§ **Written exercise**: Reproduce the data in its entirety, exactly as supplied.

§ **Provided records**:

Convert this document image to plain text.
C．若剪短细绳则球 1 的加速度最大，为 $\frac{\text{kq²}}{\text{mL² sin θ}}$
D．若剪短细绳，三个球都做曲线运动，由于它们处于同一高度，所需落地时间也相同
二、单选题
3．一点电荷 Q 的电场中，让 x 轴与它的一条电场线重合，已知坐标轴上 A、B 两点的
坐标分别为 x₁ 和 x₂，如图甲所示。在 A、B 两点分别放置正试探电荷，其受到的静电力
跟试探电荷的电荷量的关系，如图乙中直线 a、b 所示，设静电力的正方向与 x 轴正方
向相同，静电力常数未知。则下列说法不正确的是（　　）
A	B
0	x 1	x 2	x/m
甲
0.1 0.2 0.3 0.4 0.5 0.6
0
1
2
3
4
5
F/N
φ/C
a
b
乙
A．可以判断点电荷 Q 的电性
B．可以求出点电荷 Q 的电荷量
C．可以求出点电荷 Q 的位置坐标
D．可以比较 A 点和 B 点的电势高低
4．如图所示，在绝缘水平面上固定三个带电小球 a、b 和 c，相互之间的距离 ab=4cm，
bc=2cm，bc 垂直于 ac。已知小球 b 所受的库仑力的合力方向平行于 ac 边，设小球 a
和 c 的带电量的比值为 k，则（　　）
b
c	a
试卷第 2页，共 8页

§ **Answer for the task**:
Convert this document image to plain text.
C．若剪短细绳则球 1 的加速度最大，为 $\frac{\text{kq²}}{\text{mL² sin θ}}$
D．若剪短细绳，三个球都做曲线运动，由于它们处于同一高度，所需落地时间也相同
二、单选题
3．一点电荷 Q 的电场中，让 x 轴与它的一条电场线重合，已知坐标轴上 A、B 两点的
坐标分别为 x₁ 和 x₂，如图甲所示。在 A、B 两点分别放置正试探电荷，其受到的静电力
跟试探电荷的电荷量的关系，如图乙中直线 a、b 所示，设静电力的正方向与 x 轴正方
向相同，静电力常数未知。则下列说法不正确的是（　　）
A	B
0	x 1	x 2	x/m
甲
0.1 0.2 0.3 0.4 0.5 0.6
0
1
2
3
4
5
F/N
φ/C
a
b
乙
A．可以判断点电荷 Q 的电性
B．可以求出点电荷 Q 的电荷量
C．可以求出点电荷 Q 的位置坐标
D．可以比较 A 点和 B 点的电势高低
4．如图所示，在绝缘水平面上固定三个带电小球 a、b 和 c，相互之间的距离 ab=4cm，
bc=2cm，bc 垂直于 ac。已知小球 b 所受的库仑力的合力方向平行于 ac 边，设小球 a
和 c 的带电量的比值为 k，则（　　）
b
c	a
试卷第 2页，共 8页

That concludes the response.